EXERCISE DESCRIPTION
Examine the material below. Gather every line in which the string "Vpisani" appears.

DATA PROVIDED
===============
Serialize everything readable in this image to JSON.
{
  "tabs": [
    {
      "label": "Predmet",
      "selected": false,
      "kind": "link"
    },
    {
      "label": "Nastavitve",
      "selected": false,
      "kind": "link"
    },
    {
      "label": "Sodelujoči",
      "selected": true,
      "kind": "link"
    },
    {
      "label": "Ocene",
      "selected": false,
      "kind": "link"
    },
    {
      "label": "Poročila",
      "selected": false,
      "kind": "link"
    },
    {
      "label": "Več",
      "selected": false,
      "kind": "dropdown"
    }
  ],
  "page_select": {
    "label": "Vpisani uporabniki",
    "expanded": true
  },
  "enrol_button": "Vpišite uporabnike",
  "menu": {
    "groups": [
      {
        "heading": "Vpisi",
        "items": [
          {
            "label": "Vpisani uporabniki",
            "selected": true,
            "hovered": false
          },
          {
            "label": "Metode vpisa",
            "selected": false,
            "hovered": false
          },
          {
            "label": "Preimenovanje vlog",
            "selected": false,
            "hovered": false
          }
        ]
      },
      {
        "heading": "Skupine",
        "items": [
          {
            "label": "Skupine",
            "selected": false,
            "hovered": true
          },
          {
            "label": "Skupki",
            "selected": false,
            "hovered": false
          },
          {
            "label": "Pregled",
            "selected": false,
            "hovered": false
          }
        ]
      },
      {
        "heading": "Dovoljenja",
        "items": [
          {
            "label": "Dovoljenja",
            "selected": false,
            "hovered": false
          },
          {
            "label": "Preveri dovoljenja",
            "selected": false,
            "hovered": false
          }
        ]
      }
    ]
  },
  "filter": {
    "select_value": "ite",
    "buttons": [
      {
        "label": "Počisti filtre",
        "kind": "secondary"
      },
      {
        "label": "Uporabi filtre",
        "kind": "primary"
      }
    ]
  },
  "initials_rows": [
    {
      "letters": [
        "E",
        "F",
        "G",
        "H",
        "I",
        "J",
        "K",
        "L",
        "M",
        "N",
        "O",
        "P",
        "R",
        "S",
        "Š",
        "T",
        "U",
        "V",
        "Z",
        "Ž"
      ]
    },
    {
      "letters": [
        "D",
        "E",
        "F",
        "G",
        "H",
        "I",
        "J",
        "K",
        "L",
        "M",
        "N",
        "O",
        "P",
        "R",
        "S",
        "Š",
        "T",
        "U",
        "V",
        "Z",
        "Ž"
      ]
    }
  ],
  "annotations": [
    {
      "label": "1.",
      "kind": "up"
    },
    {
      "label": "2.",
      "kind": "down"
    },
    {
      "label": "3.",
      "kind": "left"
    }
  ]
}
===============
WRITTEN ANSWER
    "label": "Vpisani uporabniki",
            "label": "Vpisani uporabniki",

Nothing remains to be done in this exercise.